▶ [Required task] All of the listing below must be repeated word for word. Pictures are the only thing to omit.
─── Supplied entries ───
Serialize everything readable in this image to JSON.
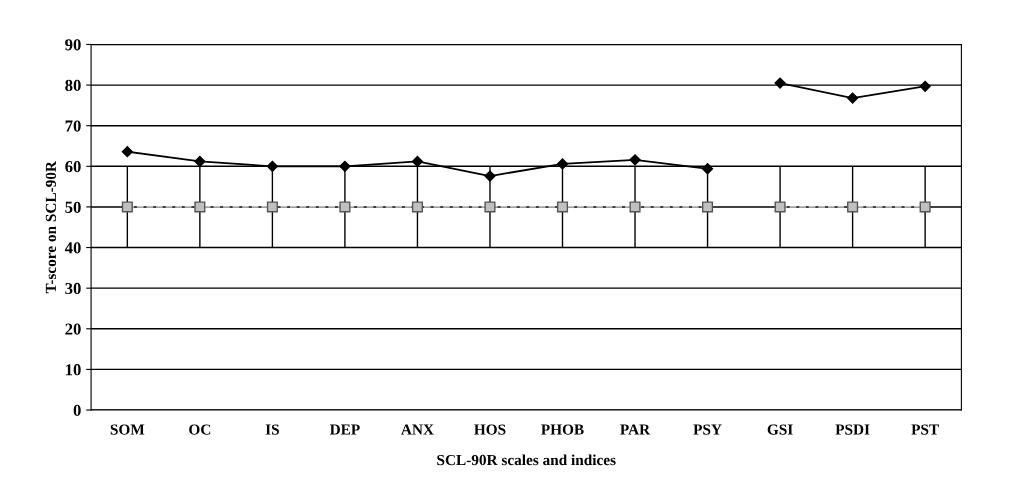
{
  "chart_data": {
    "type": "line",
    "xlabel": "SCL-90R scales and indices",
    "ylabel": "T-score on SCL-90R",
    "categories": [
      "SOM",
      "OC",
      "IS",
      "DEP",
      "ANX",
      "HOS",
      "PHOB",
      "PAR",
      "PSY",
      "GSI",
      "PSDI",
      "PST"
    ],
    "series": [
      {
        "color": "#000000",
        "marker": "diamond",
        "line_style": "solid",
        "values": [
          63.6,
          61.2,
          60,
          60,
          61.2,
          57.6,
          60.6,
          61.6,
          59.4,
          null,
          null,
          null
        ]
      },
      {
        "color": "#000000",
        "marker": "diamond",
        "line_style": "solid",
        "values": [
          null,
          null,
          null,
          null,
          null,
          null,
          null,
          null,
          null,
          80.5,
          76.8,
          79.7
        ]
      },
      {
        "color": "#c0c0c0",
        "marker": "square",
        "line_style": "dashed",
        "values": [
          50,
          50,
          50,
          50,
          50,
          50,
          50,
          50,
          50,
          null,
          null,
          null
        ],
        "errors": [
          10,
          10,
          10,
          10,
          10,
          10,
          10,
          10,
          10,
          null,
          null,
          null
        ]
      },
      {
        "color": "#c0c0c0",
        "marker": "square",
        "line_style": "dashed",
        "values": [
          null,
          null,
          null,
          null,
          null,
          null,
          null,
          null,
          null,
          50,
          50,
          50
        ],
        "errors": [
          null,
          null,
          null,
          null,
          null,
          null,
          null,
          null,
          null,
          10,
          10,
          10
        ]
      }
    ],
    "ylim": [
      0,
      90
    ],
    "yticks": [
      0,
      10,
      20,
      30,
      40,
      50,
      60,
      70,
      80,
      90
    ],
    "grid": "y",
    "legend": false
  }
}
───
▶ [Exercise response]
Serialize everything readable in this image to JSON.
{
  "chart_data": {
    "type": "line",
    "xlabel": "SCL-90R scales and indices",
    "ylabel": "T-score on SCL-90R",
    "categories": [
      "SOM",
      "OC",
      "IS",
      "DEP",
      "ANX",
      "HOS",
      "PHOB",
      "PAR",
      "PSY",
      "GSI",
      "PSDI",
      "PST"
    ],
    "series": [
      {
        "color": "#000000",
        "marker": "diamond",
        "line_style": "solid",
        "values": [
          63.6,
          61.2,
          60,
          60,
          61.2,
          57.6,
          60.6,
          61.6,
          59.4,
          null,
          null,
          null
        ]
      },
      {
        "color": "#000000",
        "marker": "diamond",
        "line_style": "solid",
        "values": [
          null,
          null,
          null,
          null,
          null,
          null,
          null,
          null,
          null,
          80.5,
          76.8,
          79.7
        ]
      },
      {
        "color": "#c0c0c0",
        "marker": "square",
        "line_style": "dashed",
        "values": [
          50,
          50,
          50,
          50,
          50,
          50,
          50,
          50,
          50,
          null,
          null,
          null
        ],
        "errors": [
          10,
          10,
          10,
          10,
          10,
          10,
          10,
          10,
          10,
          null,
          null,
          null
        ]
      },
      {
        "color": "#c0c0c0",
        "marker": "square",
        "line_style": "dashed",
        "values": [
          null,
          null,
          null,
          null,
          null,
          null,
          null,
          null,
          null,
          50,
          50,
          50
        ],
        "errors": [
          null,
          null,
          null,
          null,
          null,
          null,
          null,
          null,
          null,
          10,
          10,
          10
        ]
      }
    ],
    "ylim": [
      0,
      90
    ],
    "yticks": [
      0,
      10,
      20,
      30,
      40,
      50,
      60,
      70,
      80,
      90
    ],
    "grid": "y",
    "legend": false
  }
}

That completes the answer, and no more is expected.